TO BE DONE => Your task is to copy every line of the records below that contains "achats".

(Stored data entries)
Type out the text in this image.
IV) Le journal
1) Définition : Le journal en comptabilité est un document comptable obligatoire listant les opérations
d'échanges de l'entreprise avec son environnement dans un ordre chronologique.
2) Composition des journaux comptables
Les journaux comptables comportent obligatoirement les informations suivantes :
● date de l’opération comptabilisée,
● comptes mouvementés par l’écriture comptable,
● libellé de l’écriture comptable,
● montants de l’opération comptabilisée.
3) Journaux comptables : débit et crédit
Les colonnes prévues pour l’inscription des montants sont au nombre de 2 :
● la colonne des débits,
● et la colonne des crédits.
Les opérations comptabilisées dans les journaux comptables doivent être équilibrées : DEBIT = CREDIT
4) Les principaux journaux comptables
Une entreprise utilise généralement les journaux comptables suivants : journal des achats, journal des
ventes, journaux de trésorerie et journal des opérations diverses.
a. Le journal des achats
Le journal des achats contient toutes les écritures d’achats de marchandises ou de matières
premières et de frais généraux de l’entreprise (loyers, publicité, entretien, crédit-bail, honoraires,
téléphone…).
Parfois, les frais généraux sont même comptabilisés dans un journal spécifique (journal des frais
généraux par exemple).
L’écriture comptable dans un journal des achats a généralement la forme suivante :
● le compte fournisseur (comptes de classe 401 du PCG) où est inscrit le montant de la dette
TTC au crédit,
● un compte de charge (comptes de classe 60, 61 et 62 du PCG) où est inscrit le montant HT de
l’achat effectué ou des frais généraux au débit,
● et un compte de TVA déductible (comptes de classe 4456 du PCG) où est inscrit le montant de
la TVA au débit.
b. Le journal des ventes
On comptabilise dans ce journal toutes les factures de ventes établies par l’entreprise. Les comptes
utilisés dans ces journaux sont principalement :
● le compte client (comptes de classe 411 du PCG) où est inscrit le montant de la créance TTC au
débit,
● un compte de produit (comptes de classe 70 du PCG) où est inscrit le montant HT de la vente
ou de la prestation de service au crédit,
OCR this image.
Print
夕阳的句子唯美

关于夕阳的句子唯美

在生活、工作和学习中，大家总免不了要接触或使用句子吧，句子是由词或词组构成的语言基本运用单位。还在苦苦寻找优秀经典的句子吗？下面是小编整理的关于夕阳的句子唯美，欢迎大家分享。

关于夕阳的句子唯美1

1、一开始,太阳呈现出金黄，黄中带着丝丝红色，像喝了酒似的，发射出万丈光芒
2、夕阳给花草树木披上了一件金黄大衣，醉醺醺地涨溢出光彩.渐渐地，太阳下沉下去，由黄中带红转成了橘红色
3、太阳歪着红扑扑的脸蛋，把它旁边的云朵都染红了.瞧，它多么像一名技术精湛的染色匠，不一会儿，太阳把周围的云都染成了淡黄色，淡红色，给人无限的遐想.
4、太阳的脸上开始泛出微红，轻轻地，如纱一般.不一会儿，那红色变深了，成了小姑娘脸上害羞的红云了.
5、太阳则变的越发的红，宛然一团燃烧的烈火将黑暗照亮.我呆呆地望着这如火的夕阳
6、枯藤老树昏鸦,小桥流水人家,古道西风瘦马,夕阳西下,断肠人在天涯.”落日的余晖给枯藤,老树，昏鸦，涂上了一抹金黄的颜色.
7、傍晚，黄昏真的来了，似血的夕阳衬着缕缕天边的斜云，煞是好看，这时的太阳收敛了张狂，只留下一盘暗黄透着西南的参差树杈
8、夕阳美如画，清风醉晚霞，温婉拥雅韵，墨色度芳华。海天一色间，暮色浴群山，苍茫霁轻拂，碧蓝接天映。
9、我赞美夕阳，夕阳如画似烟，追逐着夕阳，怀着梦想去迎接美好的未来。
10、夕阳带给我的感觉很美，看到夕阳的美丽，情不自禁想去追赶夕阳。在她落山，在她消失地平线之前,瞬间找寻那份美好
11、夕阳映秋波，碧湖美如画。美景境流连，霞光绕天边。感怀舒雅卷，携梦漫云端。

COMPLETED TASK =>
Une entreprise utilise généralement les journaux comptables suivants : journal des achats, journal des
a. Le journal des achats
Le journal des achats contient toutes les écritures d’achats de marchandises ou de matières
L’écriture comptable dans un journal des achats a généralement la forme suivante :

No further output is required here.